> _TASK DESCRIPTION_: Repeat each entry word for word. Leave any images out of the copy.

### AVAILABLE DATA

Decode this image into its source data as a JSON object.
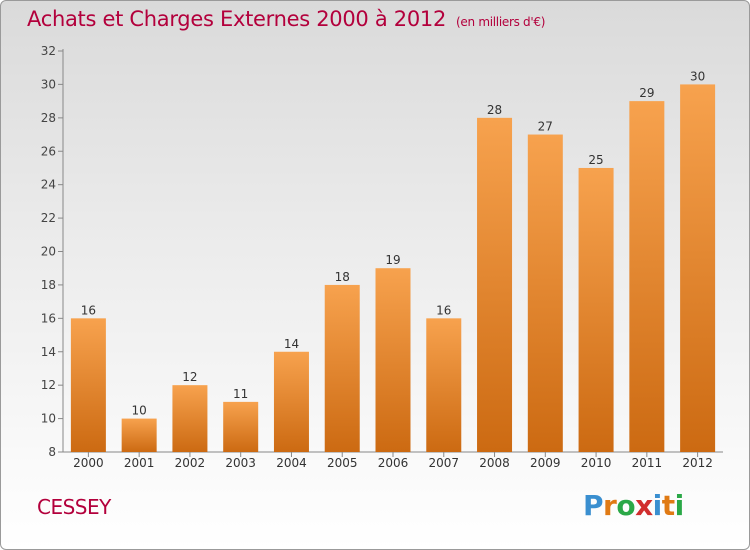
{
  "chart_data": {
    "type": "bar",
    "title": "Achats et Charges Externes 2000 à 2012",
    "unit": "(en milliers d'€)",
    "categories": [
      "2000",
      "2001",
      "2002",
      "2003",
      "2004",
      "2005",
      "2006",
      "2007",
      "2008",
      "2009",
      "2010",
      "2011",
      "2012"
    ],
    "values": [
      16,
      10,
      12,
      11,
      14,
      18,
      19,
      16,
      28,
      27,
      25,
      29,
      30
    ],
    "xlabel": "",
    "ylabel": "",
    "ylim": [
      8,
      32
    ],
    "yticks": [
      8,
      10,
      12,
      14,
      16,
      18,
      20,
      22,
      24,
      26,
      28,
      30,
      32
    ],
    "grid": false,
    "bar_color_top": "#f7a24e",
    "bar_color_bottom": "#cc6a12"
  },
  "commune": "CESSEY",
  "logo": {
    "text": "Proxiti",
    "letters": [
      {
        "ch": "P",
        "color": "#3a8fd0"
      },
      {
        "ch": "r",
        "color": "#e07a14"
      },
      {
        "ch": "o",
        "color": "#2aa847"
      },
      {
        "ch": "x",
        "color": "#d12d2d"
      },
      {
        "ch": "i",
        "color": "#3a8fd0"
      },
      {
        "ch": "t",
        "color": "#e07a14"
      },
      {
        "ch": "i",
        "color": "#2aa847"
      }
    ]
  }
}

######

> _FINISHED TASK_:
Decode this image into its source data as a JSON object.
{
  "chart_data": {
    "type": "bar",
    "title": "Achats et Charges Externes 2000 à 2012",
    "unit": "(en milliers d'€)",
    "categories": [
      "2000",
      "2001",
      "2002",
      "2003",
      "2004",
      "2005",
      "2006",
      "2007",
      "2008",
      "2009",
      "2010",
      "2011",
      "2012"
    ],
    "values": [
      16,
      10,
      12,
      11,
      14,
      18,
      19,
      16,
      28,
      27,
      25,
      29,
      30
    ],
    "xlabel": "",
    "ylabel": "",
    "ylim": [
      8,
      32
    ],
    "yticks": [
      8,
      10,
      12,
      14,
      16,
      18,
      20,
      22,
      24,
      26,
      28,
      30,
      32
    ],
    "grid": false,
    "bar_color_top": "#f7a24e",
    "bar_color_bottom": "#cc6a12"
  },
  "commune": "CESSEY",
  "logo": {
    "text": "Proxiti",
    "letters": [
      {
        "ch": "P",
        "color": "#3a8fd0"
      },
      {
        "ch": "r",
        "color": "#e07a14"
      },
      {
        "ch": "o",
        "color": "#2aa847"
      },
      {
        "ch": "x",
        "color": "#d12d2d"
      },
      {
        "ch": "i",
        "color": "#3a8fd0"
      },
      {
        "ch": "t",
        "color": "#e07a14"
      },
      {
        "ch": "i",
        "color": "#2aa847"
      }
    ]
  }
}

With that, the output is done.